Copy out every line in which the string "Hometown" occurs.
— Start —
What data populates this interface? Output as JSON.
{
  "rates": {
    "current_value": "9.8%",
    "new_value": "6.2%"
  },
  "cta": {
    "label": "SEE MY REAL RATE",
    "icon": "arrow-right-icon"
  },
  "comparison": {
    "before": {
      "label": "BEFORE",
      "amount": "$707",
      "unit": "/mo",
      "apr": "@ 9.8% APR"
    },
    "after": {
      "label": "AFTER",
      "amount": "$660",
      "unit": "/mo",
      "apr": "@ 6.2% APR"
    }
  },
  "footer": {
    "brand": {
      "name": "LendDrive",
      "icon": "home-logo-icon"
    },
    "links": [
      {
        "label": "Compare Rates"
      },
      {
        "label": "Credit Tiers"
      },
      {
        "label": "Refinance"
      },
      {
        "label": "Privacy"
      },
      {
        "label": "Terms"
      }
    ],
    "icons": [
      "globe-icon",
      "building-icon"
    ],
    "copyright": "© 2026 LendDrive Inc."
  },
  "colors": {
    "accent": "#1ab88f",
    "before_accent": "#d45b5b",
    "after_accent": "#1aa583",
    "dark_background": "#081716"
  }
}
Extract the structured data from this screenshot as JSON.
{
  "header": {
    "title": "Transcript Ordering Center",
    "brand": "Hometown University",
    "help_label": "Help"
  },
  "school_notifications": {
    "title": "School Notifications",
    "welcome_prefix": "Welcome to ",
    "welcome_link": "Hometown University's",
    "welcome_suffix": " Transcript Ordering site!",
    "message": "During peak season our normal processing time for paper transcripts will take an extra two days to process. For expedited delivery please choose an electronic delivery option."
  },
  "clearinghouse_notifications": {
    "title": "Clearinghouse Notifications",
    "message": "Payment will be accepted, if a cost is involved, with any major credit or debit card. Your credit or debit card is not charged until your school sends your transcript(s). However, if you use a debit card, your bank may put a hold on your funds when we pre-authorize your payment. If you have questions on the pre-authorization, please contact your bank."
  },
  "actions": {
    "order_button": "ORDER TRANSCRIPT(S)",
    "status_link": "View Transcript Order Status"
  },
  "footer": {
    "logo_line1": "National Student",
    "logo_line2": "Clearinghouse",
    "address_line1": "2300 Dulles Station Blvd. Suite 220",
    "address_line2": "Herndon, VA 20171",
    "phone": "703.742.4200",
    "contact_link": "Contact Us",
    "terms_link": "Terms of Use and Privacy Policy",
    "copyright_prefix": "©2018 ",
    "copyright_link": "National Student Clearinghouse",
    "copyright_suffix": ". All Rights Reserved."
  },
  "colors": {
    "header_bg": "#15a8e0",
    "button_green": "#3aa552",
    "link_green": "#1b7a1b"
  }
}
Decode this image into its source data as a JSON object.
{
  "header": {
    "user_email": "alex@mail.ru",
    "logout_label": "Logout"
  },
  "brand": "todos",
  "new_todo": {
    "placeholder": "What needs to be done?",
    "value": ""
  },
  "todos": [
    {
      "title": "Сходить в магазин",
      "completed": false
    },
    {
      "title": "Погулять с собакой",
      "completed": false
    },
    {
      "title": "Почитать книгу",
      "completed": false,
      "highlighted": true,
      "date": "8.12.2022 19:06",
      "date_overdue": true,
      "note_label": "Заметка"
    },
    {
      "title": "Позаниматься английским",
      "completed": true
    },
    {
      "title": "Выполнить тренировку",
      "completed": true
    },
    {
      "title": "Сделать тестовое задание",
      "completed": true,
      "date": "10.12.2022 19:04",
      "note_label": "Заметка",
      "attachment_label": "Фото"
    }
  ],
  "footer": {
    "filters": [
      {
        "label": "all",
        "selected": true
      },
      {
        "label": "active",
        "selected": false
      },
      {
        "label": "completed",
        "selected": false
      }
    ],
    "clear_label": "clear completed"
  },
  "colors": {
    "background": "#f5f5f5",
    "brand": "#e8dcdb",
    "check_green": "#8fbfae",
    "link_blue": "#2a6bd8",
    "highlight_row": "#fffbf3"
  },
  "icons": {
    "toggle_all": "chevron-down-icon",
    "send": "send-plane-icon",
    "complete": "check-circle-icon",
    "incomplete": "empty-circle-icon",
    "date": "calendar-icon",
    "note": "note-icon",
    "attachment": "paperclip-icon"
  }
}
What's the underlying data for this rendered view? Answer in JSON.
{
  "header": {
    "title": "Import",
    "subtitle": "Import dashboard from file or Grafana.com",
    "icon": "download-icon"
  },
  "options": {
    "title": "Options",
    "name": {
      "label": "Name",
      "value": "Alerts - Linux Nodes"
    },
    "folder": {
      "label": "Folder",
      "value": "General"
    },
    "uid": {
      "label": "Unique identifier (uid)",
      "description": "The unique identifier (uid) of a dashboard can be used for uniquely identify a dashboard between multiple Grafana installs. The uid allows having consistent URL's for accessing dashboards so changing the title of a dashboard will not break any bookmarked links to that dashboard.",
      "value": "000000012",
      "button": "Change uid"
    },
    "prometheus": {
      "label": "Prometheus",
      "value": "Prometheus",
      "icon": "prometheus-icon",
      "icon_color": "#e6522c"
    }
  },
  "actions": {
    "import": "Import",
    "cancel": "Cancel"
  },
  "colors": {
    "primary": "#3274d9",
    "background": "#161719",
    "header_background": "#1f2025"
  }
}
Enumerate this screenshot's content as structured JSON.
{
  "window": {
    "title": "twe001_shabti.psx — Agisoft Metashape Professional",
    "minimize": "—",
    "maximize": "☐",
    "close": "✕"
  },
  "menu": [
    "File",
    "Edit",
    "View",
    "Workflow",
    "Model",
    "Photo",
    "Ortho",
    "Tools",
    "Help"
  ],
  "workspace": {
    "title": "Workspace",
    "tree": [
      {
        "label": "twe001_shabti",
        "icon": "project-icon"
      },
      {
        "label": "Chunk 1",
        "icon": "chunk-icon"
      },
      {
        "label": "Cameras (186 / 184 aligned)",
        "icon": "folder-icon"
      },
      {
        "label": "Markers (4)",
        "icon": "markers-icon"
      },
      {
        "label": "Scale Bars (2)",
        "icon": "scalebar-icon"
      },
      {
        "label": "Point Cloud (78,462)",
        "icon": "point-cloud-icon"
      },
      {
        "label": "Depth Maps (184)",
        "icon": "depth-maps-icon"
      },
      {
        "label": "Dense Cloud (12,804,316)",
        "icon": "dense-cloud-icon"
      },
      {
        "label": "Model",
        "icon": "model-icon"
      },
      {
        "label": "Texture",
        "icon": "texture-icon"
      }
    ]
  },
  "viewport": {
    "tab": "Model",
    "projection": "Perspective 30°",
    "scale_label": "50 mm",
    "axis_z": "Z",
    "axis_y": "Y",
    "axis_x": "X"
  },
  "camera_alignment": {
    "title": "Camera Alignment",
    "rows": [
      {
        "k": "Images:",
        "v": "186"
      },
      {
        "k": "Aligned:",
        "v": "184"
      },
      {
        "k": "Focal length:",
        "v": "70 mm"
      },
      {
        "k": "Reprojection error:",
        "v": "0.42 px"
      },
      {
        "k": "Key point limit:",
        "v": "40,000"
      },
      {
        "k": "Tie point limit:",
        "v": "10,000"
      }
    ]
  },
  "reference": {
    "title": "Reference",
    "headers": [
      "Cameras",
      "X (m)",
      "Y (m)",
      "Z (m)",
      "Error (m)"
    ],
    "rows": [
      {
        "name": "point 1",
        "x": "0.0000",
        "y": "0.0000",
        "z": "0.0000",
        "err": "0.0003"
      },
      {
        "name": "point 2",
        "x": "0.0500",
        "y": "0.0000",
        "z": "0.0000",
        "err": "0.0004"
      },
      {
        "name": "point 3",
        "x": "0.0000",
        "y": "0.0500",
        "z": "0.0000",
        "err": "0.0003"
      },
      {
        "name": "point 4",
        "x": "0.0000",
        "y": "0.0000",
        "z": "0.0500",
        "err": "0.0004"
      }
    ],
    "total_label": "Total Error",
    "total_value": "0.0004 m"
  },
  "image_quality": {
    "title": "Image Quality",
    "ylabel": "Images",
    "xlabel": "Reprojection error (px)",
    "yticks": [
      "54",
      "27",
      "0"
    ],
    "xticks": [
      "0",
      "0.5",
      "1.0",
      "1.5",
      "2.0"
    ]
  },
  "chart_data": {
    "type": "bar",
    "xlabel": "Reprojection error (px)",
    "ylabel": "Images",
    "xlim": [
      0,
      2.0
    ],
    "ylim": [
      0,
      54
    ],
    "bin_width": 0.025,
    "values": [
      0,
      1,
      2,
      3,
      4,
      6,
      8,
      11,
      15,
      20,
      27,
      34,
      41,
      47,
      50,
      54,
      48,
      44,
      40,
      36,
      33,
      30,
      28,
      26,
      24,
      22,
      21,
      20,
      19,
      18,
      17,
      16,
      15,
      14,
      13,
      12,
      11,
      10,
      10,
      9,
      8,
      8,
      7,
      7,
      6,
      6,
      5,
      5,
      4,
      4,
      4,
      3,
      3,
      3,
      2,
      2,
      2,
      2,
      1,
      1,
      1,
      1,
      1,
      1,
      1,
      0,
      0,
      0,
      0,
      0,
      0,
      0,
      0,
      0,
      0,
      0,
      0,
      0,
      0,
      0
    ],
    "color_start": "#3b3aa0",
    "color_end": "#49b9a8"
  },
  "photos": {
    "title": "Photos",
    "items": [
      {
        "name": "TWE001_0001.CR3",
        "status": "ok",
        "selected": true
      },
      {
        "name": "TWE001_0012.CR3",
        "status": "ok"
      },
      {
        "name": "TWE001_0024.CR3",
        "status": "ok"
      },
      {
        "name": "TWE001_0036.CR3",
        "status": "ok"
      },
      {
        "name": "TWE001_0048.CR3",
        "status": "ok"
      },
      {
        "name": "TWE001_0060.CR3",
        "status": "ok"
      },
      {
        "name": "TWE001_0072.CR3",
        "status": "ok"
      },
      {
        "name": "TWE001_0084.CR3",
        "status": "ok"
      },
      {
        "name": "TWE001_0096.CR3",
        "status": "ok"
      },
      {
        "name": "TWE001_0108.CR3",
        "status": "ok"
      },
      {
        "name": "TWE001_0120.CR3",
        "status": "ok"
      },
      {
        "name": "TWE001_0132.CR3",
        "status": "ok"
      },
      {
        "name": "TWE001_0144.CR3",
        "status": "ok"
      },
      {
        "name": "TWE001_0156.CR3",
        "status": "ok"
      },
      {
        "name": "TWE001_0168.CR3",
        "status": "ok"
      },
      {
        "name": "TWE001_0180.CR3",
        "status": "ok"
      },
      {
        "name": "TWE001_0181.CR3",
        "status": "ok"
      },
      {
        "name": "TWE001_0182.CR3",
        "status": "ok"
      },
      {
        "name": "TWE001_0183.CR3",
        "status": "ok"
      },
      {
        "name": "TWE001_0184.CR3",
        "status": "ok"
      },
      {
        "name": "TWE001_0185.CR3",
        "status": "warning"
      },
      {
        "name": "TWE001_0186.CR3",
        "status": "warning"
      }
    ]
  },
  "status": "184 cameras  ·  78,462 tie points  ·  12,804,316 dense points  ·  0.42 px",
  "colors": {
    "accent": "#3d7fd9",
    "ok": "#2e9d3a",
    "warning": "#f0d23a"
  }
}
— End —
● Expected output
    "brand": "Hometown University",
    "welcome_link": "Hometown University's",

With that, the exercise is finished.